→ **Set task**
Output all of the entries below precisely as written.

→ **Records supplied**
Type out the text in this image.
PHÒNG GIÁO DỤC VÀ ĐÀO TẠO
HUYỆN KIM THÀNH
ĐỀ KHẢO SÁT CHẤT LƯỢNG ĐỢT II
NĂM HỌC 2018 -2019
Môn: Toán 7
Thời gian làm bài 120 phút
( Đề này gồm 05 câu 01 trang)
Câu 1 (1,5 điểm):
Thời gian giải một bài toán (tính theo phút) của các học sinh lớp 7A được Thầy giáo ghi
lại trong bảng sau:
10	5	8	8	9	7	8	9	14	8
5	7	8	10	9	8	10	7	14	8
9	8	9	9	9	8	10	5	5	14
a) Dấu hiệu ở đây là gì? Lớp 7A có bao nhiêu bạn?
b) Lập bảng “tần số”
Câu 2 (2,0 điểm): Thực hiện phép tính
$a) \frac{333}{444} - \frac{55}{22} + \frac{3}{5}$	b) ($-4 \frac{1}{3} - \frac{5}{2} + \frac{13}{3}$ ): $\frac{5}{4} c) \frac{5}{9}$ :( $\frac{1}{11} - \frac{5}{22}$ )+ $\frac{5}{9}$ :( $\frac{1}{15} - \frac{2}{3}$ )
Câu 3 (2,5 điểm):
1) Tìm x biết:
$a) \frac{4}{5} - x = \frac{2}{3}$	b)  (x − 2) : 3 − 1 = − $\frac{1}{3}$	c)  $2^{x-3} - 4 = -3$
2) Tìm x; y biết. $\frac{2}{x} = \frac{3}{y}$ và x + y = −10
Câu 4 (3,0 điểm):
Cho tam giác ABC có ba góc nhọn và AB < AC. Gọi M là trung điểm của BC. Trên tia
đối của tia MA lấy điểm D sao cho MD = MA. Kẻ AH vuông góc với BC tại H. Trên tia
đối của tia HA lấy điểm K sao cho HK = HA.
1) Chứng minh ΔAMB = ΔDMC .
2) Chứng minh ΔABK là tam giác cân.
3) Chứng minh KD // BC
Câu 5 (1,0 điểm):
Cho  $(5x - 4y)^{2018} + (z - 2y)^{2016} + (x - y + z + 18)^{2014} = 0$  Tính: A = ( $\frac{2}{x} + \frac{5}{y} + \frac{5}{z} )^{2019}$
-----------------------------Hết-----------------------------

→ **The reply**
Type out the text in this image.
PHÒNG GIÁO DỤC VÀ ĐÀO TẠO
HUYỆN KIM THÀNH
ĐỀ KHẢO SÁT CHẤT LƯỢNG ĐỢT II
NĂM HỌC 2018 -2019
Môn: Toán 7
Thời gian làm bài 120 phút
( Đề này gồm 05 câu 01 trang)
Câu 1 (1,5 điểm):
Thời gian giải một bài toán (tính theo phút) của các học sinh lớp 7A được Thầy giáo ghi
lại trong bảng sau:
10	5	8	8	9	7	8	9	14	8
5	7	8	10	9	8	10	7	14	8
9	8	9	9	9	8	10	5	5	14
a) Dấu hiệu ở đây là gì? Lớp 7A có bao nhiêu bạn?
b) Lập bảng “tần số”
Câu 2 (2,0 điểm): Thực hiện phép tính
$a) \frac{333}{444} - \frac{55}{22} + \frac{3}{5}$	b) ($-4 \frac{1}{3} - \frac{5}{2} + \frac{13}{3}$ ): $\frac{5}{4} c) \frac{5}{9}$ :( $\frac{1}{11} - \frac{5}{22}$ )+ $\frac{5}{9}$ :( $\frac{1}{15} - \frac{2}{3}$ )
Câu 3 (2,5 điểm):
1) Tìm x biết:
$a) \frac{4}{5} - x = \frac{2}{3}$	b)  (x − 2) : 3 − 1 = − $\frac{1}{3}$	c)  $2^{x-3} - 4 = -3$
2) Tìm x; y biết. $\frac{2}{x} = \frac{3}{y}$ và x + y = −10
Câu 4 (3,0 điểm):
Cho tam giác ABC có ba góc nhọn và AB < AC. Gọi M là trung điểm của BC. Trên tia
đối của tia MA lấy điểm D sao cho MD = MA. Kẻ AH vuông góc với BC tại H. Trên tia
đối của tia HA lấy điểm K sao cho HK = HA.
1) Chứng minh ΔAMB = ΔDMC .
2) Chứng minh ΔABK là tam giác cân.
3) Chứng minh KD // BC
Câu 5 (1,0 điểm):
Cho  $(5x - 4y)^{2018} + (z - 2y)^{2016} + (x - y + z + 18)^{2014} = 0$  Tính: A = ( $\frac{2}{x} + \frac{5}{y} + \frac{5}{z} )^{2019}$
-----------------------------Hết-----------------------------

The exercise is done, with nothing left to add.